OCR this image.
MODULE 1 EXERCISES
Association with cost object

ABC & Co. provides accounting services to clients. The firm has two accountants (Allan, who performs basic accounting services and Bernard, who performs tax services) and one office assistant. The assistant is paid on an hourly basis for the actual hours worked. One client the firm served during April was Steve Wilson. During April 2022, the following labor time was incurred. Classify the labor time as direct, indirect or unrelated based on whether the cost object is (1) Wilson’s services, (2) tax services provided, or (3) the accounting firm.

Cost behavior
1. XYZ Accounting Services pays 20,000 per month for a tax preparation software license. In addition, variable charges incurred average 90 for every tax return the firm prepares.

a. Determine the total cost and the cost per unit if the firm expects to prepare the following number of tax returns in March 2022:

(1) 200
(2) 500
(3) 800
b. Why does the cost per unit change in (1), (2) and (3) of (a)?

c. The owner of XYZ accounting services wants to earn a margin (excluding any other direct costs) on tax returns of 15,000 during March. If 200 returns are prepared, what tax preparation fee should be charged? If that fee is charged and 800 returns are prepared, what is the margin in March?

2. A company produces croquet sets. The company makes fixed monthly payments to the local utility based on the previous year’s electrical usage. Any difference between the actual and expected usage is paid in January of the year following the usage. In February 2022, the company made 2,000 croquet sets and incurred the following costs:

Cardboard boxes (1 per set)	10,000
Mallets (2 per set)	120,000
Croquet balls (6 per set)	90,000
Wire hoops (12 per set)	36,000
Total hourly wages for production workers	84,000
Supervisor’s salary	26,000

┄┄┄┄┄┄

Please output the complete data exactly.

OCR this image.
MODULE 1 EXERCISES
Association with cost object

ABC & Co. provides accounting services to clients. The firm has two accountants (Allan, who performs basic accounting services and Bernard, who performs tax services) and one office assistant. The assistant is paid on an hourly basis for the actual hours worked. One client the firm served during April was Steve Wilson. During April 2022, the following labor time was incurred. Classify the labor time as direct, indirect or unrelated based on whether the cost object is (1) Wilson’s services, (2) tax services provided, or (3) the accounting firm.

Cost behavior
1. XYZ Accounting Services pays 20,000 per month for a tax preparation software license. In addition, variable charges incurred average 90 for every tax return the firm prepares.

a. Determine the total cost and the cost per unit if the firm expects to prepare the following number of tax returns in March 2022:

(1) 200
(2) 500
(3) 800
b. Why does the cost per unit change in (1), (2) and (3) of (a)?

c. The owner of XYZ accounting services wants to earn a margin (excluding any other direct costs) on tax returns of 15,000 during March. If 200 returns are prepared, what tax preparation fee should be charged? If that fee is charged and 800 returns are prepared, what is the margin in March?

2. A company produces croquet sets. The company makes fixed monthly payments to the local utility based on the previous year’s electrical usage. Any difference between the actual and expected usage is paid in January of the year following the usage. In February 2022, the company made 2,000 croquet sets and incurred the following costs:

Cardboard boxes (1 per set)	10,000
Mallets (2 per set)	120,000
Croquet balls (6 per set)	90,000
Wire hoops (12 per set)	36,000
Total hourly wages for production workers	84,000
Supervisor’s salary	26,000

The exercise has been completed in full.